-- DATA EXTRACT --
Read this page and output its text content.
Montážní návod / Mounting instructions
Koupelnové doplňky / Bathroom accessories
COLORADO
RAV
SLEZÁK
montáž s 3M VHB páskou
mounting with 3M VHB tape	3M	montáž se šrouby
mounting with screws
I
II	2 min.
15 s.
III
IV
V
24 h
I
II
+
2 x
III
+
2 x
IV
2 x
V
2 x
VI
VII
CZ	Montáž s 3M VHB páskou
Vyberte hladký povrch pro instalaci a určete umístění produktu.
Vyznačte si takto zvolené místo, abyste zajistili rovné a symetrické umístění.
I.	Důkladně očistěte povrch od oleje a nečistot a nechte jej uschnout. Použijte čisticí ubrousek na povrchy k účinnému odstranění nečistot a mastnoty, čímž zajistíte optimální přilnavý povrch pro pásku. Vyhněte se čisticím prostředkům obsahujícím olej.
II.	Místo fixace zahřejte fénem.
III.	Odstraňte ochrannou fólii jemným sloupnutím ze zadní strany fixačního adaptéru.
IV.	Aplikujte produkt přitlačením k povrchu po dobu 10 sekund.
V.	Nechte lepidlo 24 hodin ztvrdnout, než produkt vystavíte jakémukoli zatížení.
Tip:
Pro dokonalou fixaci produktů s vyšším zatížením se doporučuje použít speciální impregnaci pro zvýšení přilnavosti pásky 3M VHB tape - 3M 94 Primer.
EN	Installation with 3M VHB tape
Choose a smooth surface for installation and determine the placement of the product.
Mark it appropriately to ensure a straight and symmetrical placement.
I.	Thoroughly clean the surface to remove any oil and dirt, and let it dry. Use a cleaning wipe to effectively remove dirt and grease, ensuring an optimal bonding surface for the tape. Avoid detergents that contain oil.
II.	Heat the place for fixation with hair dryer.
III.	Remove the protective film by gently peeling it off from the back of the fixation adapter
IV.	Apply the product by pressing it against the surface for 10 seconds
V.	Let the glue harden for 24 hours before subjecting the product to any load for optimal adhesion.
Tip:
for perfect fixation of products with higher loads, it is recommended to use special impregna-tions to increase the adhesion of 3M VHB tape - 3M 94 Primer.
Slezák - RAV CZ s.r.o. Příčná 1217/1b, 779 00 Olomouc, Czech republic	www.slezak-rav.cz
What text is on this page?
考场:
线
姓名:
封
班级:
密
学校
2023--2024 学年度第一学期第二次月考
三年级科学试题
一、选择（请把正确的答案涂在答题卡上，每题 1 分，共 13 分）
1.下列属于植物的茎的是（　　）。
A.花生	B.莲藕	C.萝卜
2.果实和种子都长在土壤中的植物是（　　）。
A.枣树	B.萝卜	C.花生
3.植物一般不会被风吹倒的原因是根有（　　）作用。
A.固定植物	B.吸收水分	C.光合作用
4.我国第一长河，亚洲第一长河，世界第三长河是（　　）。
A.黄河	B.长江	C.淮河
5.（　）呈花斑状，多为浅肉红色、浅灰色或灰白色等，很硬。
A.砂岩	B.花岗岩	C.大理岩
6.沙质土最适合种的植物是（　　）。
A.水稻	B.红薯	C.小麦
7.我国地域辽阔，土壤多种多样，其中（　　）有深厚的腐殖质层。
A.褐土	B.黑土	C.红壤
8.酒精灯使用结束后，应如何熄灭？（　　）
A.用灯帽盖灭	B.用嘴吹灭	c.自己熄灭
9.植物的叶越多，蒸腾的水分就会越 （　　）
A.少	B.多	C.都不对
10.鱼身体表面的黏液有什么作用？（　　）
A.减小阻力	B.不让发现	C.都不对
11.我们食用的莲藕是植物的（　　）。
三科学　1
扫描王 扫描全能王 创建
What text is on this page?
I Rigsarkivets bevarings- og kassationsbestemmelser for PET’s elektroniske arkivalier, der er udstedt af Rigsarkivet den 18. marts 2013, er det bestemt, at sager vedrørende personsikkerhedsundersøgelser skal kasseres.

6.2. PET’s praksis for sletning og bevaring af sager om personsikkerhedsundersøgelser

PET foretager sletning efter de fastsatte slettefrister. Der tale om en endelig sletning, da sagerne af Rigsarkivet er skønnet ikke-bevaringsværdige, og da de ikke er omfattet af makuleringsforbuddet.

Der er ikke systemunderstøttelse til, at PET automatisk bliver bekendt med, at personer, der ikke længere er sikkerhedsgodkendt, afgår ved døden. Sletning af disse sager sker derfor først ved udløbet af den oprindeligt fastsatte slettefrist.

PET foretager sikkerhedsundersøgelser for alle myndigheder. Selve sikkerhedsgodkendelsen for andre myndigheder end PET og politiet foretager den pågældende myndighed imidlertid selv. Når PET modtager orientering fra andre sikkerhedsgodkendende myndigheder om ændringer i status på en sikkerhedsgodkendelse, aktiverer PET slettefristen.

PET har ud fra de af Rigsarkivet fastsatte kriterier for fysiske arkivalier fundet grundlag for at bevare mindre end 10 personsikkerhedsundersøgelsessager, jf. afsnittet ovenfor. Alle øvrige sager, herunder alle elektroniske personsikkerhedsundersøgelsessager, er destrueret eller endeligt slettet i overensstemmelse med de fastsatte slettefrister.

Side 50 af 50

-- TASK PROMPT --
Pull out all lines from the listing that contain the string "páskou".

-- EXERCISE RESPONSE --
montáž s 3M VHB páskou
CZ	Montáž s 3M VHB páskou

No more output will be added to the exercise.